# start of Data for this exercise

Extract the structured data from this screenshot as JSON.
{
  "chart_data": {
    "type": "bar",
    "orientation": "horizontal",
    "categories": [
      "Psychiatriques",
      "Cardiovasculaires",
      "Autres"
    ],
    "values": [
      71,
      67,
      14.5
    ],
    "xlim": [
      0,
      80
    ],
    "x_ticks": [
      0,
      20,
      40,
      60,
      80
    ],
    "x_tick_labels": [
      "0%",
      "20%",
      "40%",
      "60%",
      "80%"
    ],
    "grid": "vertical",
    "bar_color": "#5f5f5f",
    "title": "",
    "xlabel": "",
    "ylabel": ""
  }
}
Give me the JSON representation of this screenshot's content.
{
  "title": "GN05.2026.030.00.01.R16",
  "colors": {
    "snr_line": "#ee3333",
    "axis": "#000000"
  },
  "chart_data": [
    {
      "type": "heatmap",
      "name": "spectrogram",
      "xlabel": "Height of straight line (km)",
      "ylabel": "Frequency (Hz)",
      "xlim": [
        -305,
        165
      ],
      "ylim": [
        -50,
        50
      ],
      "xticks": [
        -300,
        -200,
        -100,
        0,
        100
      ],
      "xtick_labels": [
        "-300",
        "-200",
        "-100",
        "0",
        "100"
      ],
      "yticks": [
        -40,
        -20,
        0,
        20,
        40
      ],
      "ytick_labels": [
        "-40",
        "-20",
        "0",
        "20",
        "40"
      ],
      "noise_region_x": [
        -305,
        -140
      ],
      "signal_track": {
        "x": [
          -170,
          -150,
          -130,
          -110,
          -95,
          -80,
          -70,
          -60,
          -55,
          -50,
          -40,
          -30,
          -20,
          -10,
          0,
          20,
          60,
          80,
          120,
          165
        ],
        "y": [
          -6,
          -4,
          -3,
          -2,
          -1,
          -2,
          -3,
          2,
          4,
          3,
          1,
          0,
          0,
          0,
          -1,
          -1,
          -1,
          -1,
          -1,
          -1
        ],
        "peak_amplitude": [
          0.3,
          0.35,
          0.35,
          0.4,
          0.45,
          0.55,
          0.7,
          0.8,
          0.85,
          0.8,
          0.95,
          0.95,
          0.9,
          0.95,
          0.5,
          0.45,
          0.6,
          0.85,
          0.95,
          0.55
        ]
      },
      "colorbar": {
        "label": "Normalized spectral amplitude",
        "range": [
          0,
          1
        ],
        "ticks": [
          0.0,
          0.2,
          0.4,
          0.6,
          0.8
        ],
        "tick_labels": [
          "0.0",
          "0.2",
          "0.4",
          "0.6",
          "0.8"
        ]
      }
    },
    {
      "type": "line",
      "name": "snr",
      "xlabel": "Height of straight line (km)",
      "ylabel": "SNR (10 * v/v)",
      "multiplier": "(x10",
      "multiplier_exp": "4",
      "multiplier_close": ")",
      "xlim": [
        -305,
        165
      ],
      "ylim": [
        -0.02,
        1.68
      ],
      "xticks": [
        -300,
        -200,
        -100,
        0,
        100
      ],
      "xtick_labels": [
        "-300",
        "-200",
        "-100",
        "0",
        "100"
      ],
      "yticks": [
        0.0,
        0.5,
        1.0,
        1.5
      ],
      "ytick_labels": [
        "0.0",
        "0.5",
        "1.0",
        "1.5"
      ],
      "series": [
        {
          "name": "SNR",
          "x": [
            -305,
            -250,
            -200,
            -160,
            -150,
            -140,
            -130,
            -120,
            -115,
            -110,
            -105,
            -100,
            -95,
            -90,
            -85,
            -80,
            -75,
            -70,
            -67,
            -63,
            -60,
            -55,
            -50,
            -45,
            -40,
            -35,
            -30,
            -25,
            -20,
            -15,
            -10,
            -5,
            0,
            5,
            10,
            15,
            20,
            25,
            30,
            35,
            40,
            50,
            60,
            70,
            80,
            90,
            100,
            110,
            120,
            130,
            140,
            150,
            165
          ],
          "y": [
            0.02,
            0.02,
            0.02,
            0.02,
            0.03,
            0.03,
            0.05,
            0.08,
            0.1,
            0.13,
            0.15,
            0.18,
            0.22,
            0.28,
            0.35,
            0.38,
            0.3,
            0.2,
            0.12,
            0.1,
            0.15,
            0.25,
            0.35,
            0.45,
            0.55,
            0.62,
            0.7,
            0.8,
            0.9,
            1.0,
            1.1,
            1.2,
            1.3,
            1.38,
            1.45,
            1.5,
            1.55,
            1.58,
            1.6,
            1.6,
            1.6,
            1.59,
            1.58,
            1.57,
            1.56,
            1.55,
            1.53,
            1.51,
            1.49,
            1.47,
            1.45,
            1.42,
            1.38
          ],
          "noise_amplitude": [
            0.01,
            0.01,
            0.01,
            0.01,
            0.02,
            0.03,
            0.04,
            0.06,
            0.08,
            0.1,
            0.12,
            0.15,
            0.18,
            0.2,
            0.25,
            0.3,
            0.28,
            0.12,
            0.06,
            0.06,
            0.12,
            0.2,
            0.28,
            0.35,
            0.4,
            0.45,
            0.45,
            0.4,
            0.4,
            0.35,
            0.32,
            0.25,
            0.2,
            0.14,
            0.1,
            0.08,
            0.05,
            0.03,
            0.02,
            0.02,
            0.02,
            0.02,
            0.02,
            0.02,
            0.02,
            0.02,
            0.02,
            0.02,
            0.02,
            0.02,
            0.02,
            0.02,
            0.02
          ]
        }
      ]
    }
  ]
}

# end of Data for this exercise

_Instructions to follow_: Your task is to print all of the records exactly.

_Solution to this task_:
Extract the structured data from this screenshot as JSON.
{
  "chart_data": {
    "type": "bar",
    "orientation": "horizontal",
    "categories": [
      "Psychiatriques",
      "Cardiovasculaires",
      "Autres"
    ],
    "values": [
      71,
      67,
      14.5
    ],
    "xlim": [
      0,
      80
    ],
    "x_ticks": [
      0,
      20,
      40,
      60,
      80
    ],
    "x_tick_labels": [
      "0%",
      "20%",
      "40%",
      "60%",
      "80%"
    ],
    "grid": "vertical",
    "bar_color": "#5f5f5f",
    "title": "",
    "xlabel": "",
    "ylabel": ""
  }
}
Give me the JSON representation of this screenshot's content.
{
  "title": "GN05.2026.030.00.01.R16",
  "colors": {
    "snr_line": "#ee3333",
    "axis": "#000000"
  },
  "chart_data": [
    {
      "type": "heatmap",
      "name": "spectrogram",
      "xlabel": "Height of straight line (km)",
      "ylabel": "Frequency (Hz)",
      "xlim": [
        -305,
        165
      ],
      "ylim": [
        -50,
        50
      ],
      "xticks": [
        -300,
        -200,
        -100,
        0,
        100
      ],
      "xtick_labels": [
        "-300",
        "-200",
        "-100",
        "0",
        "100"
      ],
      "yticks": [
        -40,
        -20,
        0,
        20,
        40
      ],
      "ytick_labels": [
        "-40",
        "-20",
        "0",
        "20",
        "40"
      ],
      "noise_region_x": [
        -305,
        -140
      ],
      "signal_track": {
        "x": [
          -170,
          -150,
          -130,
          -110,
          -95,
          -80,
          -70,
          -60,
          -55,
          -50,
          -40,
          -30,
          -20,
          -10,
          0,
          20,
          60,
          80,
          120,
          165
        ],
        "y": [
          -6,
          -4,
          -3,
          -2,
          -1,
          -2,
          -3,
          2,
          4,
          3,
          1,
          0,
          0,
          0,
          -1,
          -1,
          -1,
          -1,
          -1,
          -1
        ],
        "peak_amplitude": [
          0.3,
          0.35,
          0.35,
          0.4,
          0.45,
          0.55,
          0.7,
          0.8,
          0.85,
          0.8,
          0.95,
          0.95,
          0.9,
          0.95,
          0.5,
          0.45,
          0.6,
          0.85,
          0.95,
          0.55
        ]
      },
      "colorbar": {
        "label": "Normalized spectral amplitude",
        "range": [
          0,
          1
        ],
        "ticks": [
          0.0,
          0.2,
          0.4,
          0.6,
          0.8
        ],
        "tick_labels": [
          "0.0",
          "0.2",
          "0.4",
          "0.6",
          "0.8"
        ]
      }
    },
    {
      "type": "line",
      "name": "snr",
      "xlabel": "Height of straight line (km)",
      "ylabel": "SNR (10 * v/v)",
      "multiplier": "(x10",
      "multiplier_exp": "4",
      "multiplier_close": ")",
      "xlim": [
        -305,
        165
      ],
      "ylim": [
        -0.02,
        1.68
      ],
      "xticks": [
        -300,
        -200,
        -100,
        0,
        100
      ],
      "xtick_labels": [
        "-300",
        "-200",
        "-100",
        "0",
        "100"
      ],
      "yticks": [
        0.0,
        0.5,
        1.0,
        1.5
      ],
      "ytick_labels": [
        "0.0",
        "0.5",
        "1.0",
        "1.5"
      ],
      "series": [
        {
          "name": "SNR",
          "x": [
            -305,
            -250,
            -200,
            -160,
            -150,
            -140,
            -130,
            -120,
            -115,
            -110,
            -105,
            -100,
            -95,
            -90,
            -85,
            -80,
            -75,
            -70,
            -67,
            -63,
            -60,
            -55,
            -50,
            -45,
            -40,
            -35,
            -30,
            -25,
            -20,
            -15,
            -10,
            -5,
            0,
            5,
            10,
            15,
            20,
            25,
            30,
            35,
            40,
            50,
            60,
            70,
            80,
            90,
            100,
            110,
            120,
            130,
            140,
            150,
            165
          ],
          "y": [
            0.02,
            0.02,
            0.02,
            0.02,
            0.03,
            0.03,
            0.05,
            0.08,
            0.1,
            0.13,
            0.15,
            0.18,
            0.22,
            0.28,
            0.35,
            0.38,
            0.3,
            0.2,
            0.12,
            0.1,
            0.15,
            0.25,
            0.35,
            0.45,
            0.55,
            0.62,
            0.7,
            0.8,
            0.9,
            1.0,
            1.1,
            1.2,
            1.3,
            1.38,
            1.45,
            1.5,
            1.55,
            1.58,
            1.6,
            1.6,
            1.6,
            1.59,
            1.58,
            1.57,
            1.56,
            1.55,
            1.53,
            1.51,
            1.49,
            1.47,
            1.45,
            1.42,
            1.38
          ],
          "noise_amplitude": [
            0.01,
            0.01,
            0.01,
            0.01,
            0.02,
            0.03,
            0.04,
            0.06,
            0.08,
            0.1,
            0.12,
            0.15,
            0.18,
            0.2,
            0.25,
            0.3,
            0.28,
            0.12,
            0.06,
            0.06,
            0.12,
            0.2,
            0.28,
            0.35,
            0.4,
            0.45,
            0.45,
            0.4,
            0.4,
            0.35,
            0.32,
            0.25,
            0.2,
            0.14,
            0.1,
            0.08,
            0.05,
            0.03,
            0.02,
            0.02,
            0.02,
            0.02,
            0.02,
            0.02,
            0.02,
            0.02,
            0.02,
            0.02,
            0.02,
            0.02,
            0.02,
            0.02,
            0.02
          ]
        }
      ]
    }
  ]
}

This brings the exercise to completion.